Dataset items →
====

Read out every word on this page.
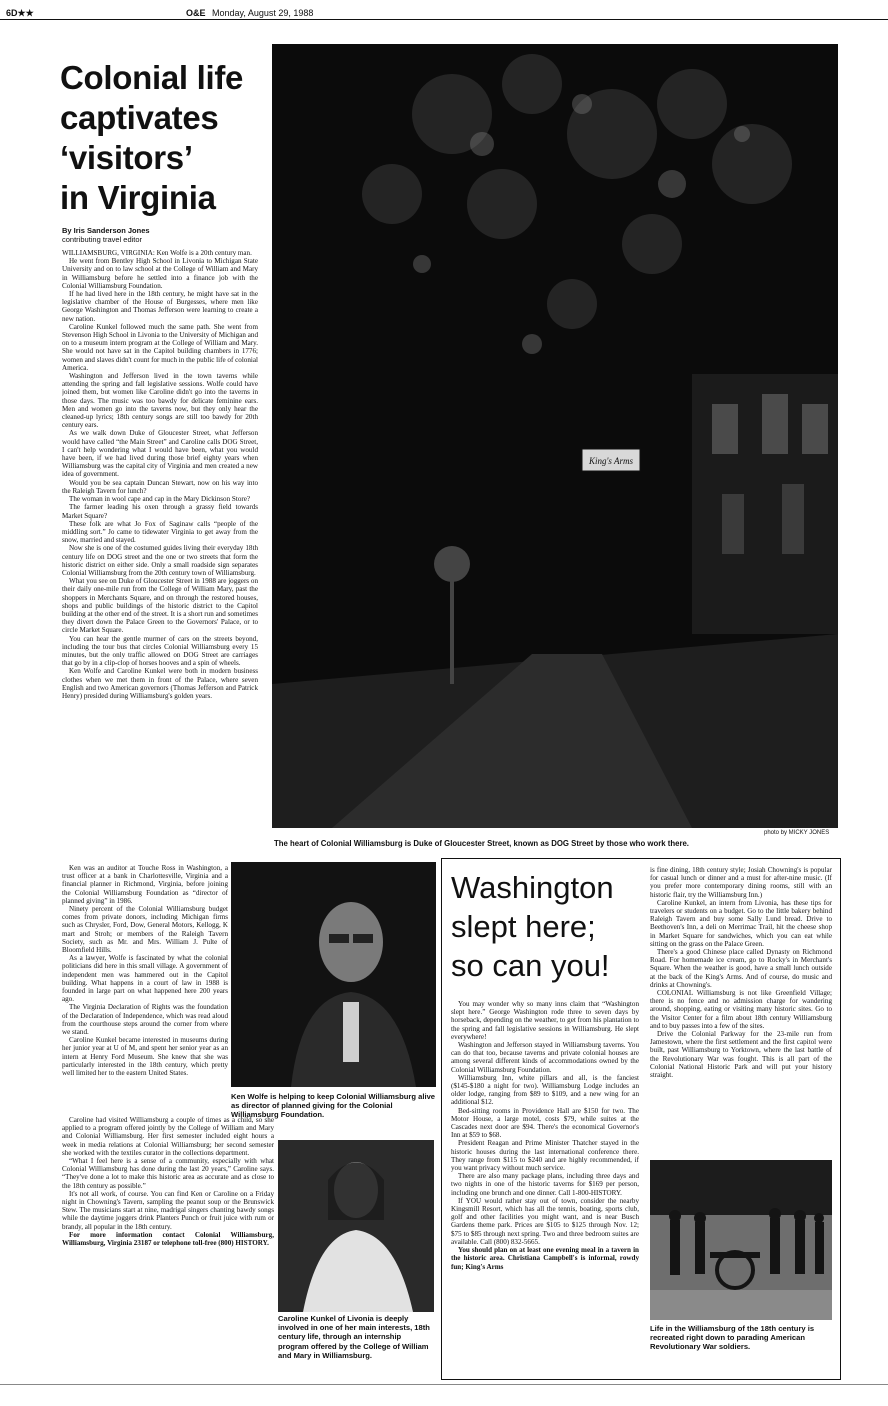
6D★★	O&E Monday, August 29, 1988
Colonial life
captivates
‘visitors’
in Virginia
By Iris Sanderson Jones
contributing travel editor

WILLIAMSBURG, VIRGINIA: Ken Wolfe is a 20th century man.

He went from Bentley High School in Livonia to Michigan State University and on to law school at the College of William and Mary in Williamsburg before he settled into a finance job with the Colonial Williamsburg Foundation.

If he had lived here in the 18th century, he might have sat in the legislative chamber of the House of Burgesses, where men like George Washington and Thomas Jefferson were learning to create a new nation.

Caroline Kunkel followed much the same path. She went from Stevenson High School in Livonia to the University of Michigan and on to a museum intern program at the College of William and Mary. She would not have sat in the Capitol building chambers in 1776; women and slaves didn't count for much in the public life of colonial America.

Washington and Jefferson lived in the town taverns while attending the spring and fall legislative sessions. Wolfe could have joined them, but women like Caroline didn't go into the taverns in those days. The music was too bawdy for delicate feminine ears. Men and women go into the taverns now, but they only hear the cleaned-up lyrics; 18th century songs are still too bawdy for 20th century ears.

As we walk down Duke of Gloucester Street, what Jefferson would have called “the Main Street” and Caroline calls DOG Street, I can't help wondering what I would have been, what you would have been, if we had lived during those brief eighty years when Williamsburg was the capital city of Virginia and men created a new idea of government.

Would you be sea captain Duncan Stewart, now on his way into the Raleigh Tavern for lunch?

The woman in wool cape and cap in the Mary Dickinson Store?

The farmer leading his oxen through a grassy field towards Market Square?

These folk are what Jo Fox of Saginaw calls “people of the middling sort.” Jo came to tidewater Virginia to get away from the snow, married and stayed.

Now she is one of the costumed guides living their everyday 18th century life on DOG street and the one or two streets that form the historic district on either side. Only a small roadside sign separates Colonial Williamsburg from the 20th century town of Williamsburg.

What you see on Duke of Gloucester Street in 1988 are joggers on their daily one-mile run from the College of William Mary, past the shoppers in Merchants Square, and on through the restored houses, shops and public buildings of the historic district to the Capitol building at the other end of the street. It is a short run and sometimes they divert down the Palace Green to the Governors' Palace, or to circle Market Square.

You can hear the gentle murmer of cars on the streets beyond, including the tour bus that circles Colonial Williamsburg every 15 minutes, but the only traffic allowed on DOG Street are carriages that go by in a clip-clop of horses hooves and a spin of wheels.

Ken Wolfe and Caroline Kunkel were both in modern business clothes when we met them in front of the Palace, where seven English and two American governors (Thomas Jefferson and Patrick Henry) presided during Williamsburg's golden years.

Ken was an auditor at Touche Ross in Washington, a trust officer at a bank in Charlottesville, Virginia and a financial planner in Richmond, Virginia, before joining the Colonial Williamsburg Foundation as “director of planned giving” in 1986.

Ninety percent of the Colonial Williamsburg budget comes from private donors, including Michigan firms such as Chrysler, Ford, Dow, General Motors, Kellogg, K mart and Stroh; or members of the Raleigh Tavern Society, such as Mr. and Mrs. William J. Pulte of Bloomfield Hills.

As a lawyer, Wolfe is fascinated by what the colonial politicians did here in this small village. A government of independent men was hammered out in the Capitol building. What happens in a court of law in 1988 is founded in large part on what happened here 200 years ago.

The Virginia Declaration of Rights was the foundation of the Declaration of Independence, which was read aloud from the courthouse steps around the corner from where we stand.

Caroline Kunkel became interested in museums during her junior year at U of M, and spent her senior year as an intern at Henry Ford Museum. She knew that she was particularly interested in the 18th century, which pretty well limited her to the eastern United States.

Caroline had visited Williamsburg a couple of times as a child, so she applied to a program offered jointly by the College of William and Mary and Colonial Williamsburg. Her first semester included eight hours a week in media relations at Colonial Williamsburg; her second semester she worked with the textiles curator in the collections department.

“What I feel here is a sense of a community, especially with what Colonial Williamsburg has done during the last 20 years,” Caroline says. “They've done a lot to make this historic area as accurate and as close to the 18th century as possible.”

It's not all work, of course. You can find Ken or Caroline on a Friday night in Chowning's Tavern, sampling the peanut soup or the Brunswick Stew. The musicians start at nine, madrigal singers chanting bawdy songs while the daytime joggers drink Planters Punch or fruit juice with rum or brandy, all popular in the 18th century.

For more information contact Colonial Williamsburg, Williamsburg, Virginia 23187 or telephone toll-free (800) HISTORY.

King's Arms
photo by MICKY JONES
The heart of Colonial Williamsburg is Duke of Gloucester Street, known as DOG Street by those who work there.
Ken Wolfe is helping to keep Colonial Williamsburg alive as director of planned giving for the Colonial Williamsburg Foundation.
Caroline Kunkel of Livonia is deeply involved in one of her main interests, 18th century life, through an internship program offered by the College of William and Mary in Williamsburg.
Washington
slept here;
so can you!

You may wonder why so many inns claim that “Washington slept here.” George Washington rode three to seven days by horseback, depending on the weather, to get from his plantation to the spring and fall legislative sessions in Williamsburg. He slept everywhere!

Washington and Jefferson stayed in Williamsburg taverns. You can do that too, because taverns and private colonial houses are among several different kinds of accommodations owned by the Colonial Williamsburg Foundation.

Williamsburg Inn, white pillars and all, is the fanciest ($145-$180 a night for two). Williamsburg Lodge includes an older lodge, ranging from $89 to $109, and a new wing for an additional $12.

Bed-sitting rooms in Providence Hall are $150 for two. The Motor House, a large motel, costs $79, while suites at the Cascades next door are $94. There's the economical Governor's Inn at $59 to $68.

President Reagan and Prime Minister Thatcher stayed in the historic houses during the last international conference there. They range from $115 to $240 and are highly recommended, if you want privacy without much service.

There are also many package plans, including three days and two nights in one of the historic taverns for $169 per person, including one brunch and one dinner. Call 1-800-HISTORY.

If YOU would rather stay out of town, consider the nearby Kingsmill Resort, which has all the tennis, boating, sports club, golf and other facilities you might want, and is near Busch Gardens theme park. Prices are $105 to $125 through Nov. 12; $75 to $85 through next spring. Two and three bedroom suites are available. Call (800) 832-5665.

You should plan on at least one evening meal in a tavern in the historic area. Christiana Campbell's is informal, rowdy fun; King's Arms

is fine dining, 18th century style; Josiah Chowning's is popular for casual lunch or dinner and a must for after-nine music. (If you prefer more contemporary dining rooms, still with an historic flair, try the Williamsburg Inn.)

Caroline Kunkel, an intern from Livonia, has these tips for travelers or students on a budget. Go to the little bakery behind Raleigh Tavern and buy some Sally Lund bread. Drive to Beethoven's Inn, a deli on Merrimac Trail, hit the cheese shop in Market Square for sandwiches, which you can eat while sitting on the grass on the Palace Green.

There's a good Chinese place called Dynasty on Richmond Road. For homemade ice cream, go to Rocky's in Merchant's Square. When the weather is good, have a small lunch outside at the back of the King's Arms. And of course, do music and drinks at Chowning's.

COLONIAL Williamsburg is not like Greenfield Village; there is no fence and no admission charge for wandering around, shopping, eating or visiting many historic sites. Go to the Visitor Center for a film about 18th century Williamsburg and to buy passes into a few of the sites.

Drive the Colonial Parkway for the 23-mile run from Jamestown, where the first settlement and the first capitol were built, past Williamsburg to Yorktown, where the last battle of the Revolutionary War was fought. This is all part of the Colonial National Historic Park and will put your history straight.

Life in the Williamsburg of the 18th century is recreated right down to parading American Revolutionary War soldiers.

====

Written task →
Take every line from the records above that has the word "might" and copy it.

The response →
If he had lived here in the 18th century, he might have sat in the legislative chamber of the House of Burgesses, where men like George Washington and Thomas Jefferson were learning to create a new nation.
If YOU would rather stay out of town, consider the nearby Kingsmill Resort, which has all the tennis, boating, sports club, golf and other facilities you might want, and is near Busch Gardens theme park. Prices are $105 to $125 through Nov. 12; $75 to $85 through next spring. Two and three bedroom suites are available. Call (800) 832-5665.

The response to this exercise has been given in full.